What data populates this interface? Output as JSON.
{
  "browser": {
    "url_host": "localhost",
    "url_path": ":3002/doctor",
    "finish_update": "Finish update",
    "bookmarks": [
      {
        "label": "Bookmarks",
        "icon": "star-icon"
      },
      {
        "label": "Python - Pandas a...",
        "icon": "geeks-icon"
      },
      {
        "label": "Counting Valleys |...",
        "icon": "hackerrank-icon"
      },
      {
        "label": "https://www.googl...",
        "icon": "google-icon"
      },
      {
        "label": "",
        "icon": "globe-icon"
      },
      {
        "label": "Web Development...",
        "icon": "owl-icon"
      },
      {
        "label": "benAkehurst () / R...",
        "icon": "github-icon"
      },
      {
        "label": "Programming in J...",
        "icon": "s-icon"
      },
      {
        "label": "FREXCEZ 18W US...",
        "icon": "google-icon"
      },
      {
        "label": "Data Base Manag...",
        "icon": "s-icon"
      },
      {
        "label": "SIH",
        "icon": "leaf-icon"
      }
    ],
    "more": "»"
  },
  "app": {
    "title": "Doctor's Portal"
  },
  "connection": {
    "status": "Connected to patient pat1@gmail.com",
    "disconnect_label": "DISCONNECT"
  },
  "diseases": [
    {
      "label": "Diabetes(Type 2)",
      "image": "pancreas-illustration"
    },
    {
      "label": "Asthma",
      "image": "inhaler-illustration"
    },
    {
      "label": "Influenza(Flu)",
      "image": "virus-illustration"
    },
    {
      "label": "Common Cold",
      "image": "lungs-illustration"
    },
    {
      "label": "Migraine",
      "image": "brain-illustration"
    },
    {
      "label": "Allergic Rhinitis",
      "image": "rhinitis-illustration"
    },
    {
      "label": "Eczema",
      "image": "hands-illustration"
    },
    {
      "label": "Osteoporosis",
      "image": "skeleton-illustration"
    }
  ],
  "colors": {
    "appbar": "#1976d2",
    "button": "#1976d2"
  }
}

---+---

● **EXERCISE AIM**: This exercise needs each record retyped exactly as shown.

● **SOLVED EXERCISE**:
What data populates this interface? Output as JSON.
{
  "browser": {
    "url_host": "localhost",
    "url_path": ":3002/doctor",
    "finish_update": "Finish update",
    "bookmarks": [
      {
        "label": "Bookmarks",
        "icon": "star-icon"
      },
      {
        "label": "Python - Pandas a...",
        "icon": "geeks-icon"
      },
      {
        "label": "Counting Valleys |...",
        "icon": "hackerrank-icon"
      },
      {
        "label": "https://www.googl...",
        "icon": "google-icon"
      },
      {
        "label": "",
        "icon": "globe-icon"
      },
      {
        "label": "Web Development...",
        "icon": "owl-icon"
      },
      {
        "label": "benAkehurst () / R...",
        "icon": "github-icon"
      },
      {
        "label": "Programming in J...",
        "icon": "s-icon"
      },
      {
        "label": "FREXCEZ 18W US...",
        "icon": "google-icon"
      },
      {
        "label": "Data Base Manag...",
        "icon": "s-icon"
      },
      {
        "label": "SIH",
        "icon": "leaf-icon"
      }
    ],
    "more": "»"
  },
  "app": {
    "title": "Doctor's Portal"
  },
  "connection": {
    "status": "Connected to patient pat1@gmail.com",
    "disconnect_label": "DISCONNECT"
  },
  "diseases": [
    {
      "label": "Diabetes(Type 2)",
      "image": "pancreas-illustration"
    },
    {
      "label": "Asthma",
      "image": "inhaler-illustration"
    },
    {
      "label": "Influenza(Flu)",
      "image": "virus-illustration"
    },
    {
      "label": "Common Cold",
      "image": "lungs-illustration"
    },
    {
      "label": "Migraine",
      "image": "brain-illustration"
    },
    {
      "label": "Allergic Rhinitis",
      "image": "rhinitis-illustration"
    },
    {
      "label": "Eczema",
      "image": "hands-illustration"
    },
    {
      "label": "Osteoporosis",
      "image": "skeleton-illustration"
    }
  ],
  "colors": {
    "appbar": "#1976d2",
    "button": "#1976d2"
  }
}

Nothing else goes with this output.